_GOAL OF THE EXERCISE_: Identify all lines in the listing that include the word "From", and copy them out.

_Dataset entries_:
####################

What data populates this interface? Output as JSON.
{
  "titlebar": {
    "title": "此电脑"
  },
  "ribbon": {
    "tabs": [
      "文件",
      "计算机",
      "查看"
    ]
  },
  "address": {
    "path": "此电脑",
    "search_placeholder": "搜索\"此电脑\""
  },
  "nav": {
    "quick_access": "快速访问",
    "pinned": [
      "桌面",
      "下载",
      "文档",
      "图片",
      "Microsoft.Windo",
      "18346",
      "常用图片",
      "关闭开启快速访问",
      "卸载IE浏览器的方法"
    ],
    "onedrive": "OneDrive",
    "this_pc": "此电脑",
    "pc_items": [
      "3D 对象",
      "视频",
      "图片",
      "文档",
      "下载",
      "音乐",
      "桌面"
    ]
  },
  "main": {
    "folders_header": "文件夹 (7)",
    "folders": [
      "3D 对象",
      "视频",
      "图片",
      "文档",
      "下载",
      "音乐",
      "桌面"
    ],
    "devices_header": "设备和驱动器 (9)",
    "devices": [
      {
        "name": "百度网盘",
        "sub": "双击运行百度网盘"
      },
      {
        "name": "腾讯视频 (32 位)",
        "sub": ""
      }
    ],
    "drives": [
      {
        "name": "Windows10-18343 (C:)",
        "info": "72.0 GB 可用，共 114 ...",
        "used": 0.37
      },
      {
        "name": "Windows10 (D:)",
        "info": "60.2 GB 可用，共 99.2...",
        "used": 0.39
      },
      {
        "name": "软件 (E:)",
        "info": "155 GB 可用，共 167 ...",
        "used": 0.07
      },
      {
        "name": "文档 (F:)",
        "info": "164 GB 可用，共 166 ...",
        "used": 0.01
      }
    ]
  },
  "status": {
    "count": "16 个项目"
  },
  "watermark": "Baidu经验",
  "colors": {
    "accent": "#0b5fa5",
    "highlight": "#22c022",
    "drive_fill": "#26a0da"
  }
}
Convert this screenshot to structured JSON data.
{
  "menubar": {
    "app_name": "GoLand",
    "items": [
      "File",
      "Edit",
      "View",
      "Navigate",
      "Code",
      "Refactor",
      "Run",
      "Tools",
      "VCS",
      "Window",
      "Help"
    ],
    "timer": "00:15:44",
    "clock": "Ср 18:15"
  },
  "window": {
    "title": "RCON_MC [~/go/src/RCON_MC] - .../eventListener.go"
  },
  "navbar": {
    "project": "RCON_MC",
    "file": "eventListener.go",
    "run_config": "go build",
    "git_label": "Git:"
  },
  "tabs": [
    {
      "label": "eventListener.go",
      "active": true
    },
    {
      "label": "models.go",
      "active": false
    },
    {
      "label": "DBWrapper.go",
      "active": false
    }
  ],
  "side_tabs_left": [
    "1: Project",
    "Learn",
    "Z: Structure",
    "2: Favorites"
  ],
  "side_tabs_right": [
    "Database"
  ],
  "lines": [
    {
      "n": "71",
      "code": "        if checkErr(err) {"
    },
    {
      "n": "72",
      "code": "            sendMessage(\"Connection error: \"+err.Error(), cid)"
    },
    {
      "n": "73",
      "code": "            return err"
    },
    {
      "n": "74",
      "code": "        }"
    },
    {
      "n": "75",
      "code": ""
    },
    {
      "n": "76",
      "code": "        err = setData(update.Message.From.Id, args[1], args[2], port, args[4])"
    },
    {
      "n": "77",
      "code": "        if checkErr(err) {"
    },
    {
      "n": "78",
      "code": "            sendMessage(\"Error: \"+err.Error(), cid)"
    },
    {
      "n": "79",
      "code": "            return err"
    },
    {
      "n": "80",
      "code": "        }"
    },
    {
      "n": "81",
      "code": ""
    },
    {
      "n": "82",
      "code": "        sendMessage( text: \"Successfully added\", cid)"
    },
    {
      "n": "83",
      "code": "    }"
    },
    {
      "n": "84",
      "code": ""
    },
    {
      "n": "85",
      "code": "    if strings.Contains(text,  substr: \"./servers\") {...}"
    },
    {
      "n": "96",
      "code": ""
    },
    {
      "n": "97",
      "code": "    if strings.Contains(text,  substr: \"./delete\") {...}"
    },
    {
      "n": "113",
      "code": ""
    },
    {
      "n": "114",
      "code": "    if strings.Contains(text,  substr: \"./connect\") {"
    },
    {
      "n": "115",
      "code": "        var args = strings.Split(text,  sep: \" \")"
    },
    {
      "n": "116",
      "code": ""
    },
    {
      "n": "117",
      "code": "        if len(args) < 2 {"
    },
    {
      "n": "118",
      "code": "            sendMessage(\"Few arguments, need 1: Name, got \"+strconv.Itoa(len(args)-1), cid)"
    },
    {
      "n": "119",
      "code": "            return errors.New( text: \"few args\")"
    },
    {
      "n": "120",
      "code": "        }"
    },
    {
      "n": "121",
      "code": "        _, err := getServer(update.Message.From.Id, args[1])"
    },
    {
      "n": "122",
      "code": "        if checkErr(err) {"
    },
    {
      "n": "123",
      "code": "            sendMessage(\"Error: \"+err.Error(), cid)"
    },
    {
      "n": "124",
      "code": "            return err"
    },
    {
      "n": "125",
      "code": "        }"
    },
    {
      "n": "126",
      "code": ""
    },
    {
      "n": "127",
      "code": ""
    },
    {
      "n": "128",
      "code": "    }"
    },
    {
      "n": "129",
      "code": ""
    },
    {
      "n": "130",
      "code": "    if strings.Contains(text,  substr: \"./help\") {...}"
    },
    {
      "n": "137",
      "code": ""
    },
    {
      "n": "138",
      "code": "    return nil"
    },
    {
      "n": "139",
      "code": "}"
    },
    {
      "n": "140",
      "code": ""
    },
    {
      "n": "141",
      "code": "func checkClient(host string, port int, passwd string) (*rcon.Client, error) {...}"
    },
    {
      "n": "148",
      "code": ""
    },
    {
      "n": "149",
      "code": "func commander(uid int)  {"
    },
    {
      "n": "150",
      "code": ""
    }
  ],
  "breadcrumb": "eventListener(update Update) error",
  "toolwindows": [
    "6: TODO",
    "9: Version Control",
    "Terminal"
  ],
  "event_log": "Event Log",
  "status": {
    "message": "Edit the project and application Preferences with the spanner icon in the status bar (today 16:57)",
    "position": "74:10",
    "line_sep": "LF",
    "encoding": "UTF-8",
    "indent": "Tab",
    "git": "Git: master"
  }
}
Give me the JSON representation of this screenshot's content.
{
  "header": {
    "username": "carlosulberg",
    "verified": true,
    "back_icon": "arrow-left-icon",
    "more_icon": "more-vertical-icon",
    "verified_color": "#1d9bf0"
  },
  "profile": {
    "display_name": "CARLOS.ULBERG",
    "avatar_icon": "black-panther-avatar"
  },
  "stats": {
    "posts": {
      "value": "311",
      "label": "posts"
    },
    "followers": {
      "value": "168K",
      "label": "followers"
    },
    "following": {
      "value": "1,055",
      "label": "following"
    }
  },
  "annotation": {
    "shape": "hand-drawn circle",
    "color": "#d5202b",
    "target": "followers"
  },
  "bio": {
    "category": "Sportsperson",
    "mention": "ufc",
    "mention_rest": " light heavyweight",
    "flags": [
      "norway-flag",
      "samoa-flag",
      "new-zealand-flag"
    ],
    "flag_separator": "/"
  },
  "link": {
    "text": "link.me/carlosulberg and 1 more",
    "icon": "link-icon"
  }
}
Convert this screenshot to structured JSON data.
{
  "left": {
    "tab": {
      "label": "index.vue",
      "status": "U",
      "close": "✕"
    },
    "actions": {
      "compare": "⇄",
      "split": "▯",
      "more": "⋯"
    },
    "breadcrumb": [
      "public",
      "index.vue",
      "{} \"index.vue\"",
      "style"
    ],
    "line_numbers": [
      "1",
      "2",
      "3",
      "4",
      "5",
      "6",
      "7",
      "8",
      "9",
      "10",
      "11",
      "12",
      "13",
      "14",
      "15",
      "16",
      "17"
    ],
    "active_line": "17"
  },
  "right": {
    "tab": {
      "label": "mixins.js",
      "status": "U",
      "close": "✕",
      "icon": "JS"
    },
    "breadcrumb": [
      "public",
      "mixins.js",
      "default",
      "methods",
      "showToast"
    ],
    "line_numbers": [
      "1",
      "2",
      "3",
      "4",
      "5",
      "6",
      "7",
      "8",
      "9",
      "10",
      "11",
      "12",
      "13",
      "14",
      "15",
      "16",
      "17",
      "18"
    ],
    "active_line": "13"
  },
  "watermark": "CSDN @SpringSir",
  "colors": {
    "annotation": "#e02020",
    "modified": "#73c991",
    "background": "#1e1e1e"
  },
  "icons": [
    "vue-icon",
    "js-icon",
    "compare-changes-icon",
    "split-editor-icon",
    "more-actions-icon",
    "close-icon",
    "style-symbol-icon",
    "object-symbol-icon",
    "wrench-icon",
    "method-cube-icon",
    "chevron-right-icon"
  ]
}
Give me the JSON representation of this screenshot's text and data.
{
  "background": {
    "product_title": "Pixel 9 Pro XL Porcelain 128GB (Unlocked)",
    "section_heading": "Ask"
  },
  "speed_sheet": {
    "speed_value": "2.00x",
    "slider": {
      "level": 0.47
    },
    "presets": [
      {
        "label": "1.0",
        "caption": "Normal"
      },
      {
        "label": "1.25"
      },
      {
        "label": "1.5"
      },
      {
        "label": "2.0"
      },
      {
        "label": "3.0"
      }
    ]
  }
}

####################

_RESPONSE BELOW_:
      "code": "        err = setData(update.Message.From.Id, args[1], args[2], port, args[4])"
      "code": "        _, err := getServer(update.Message.From.Id, args[1])"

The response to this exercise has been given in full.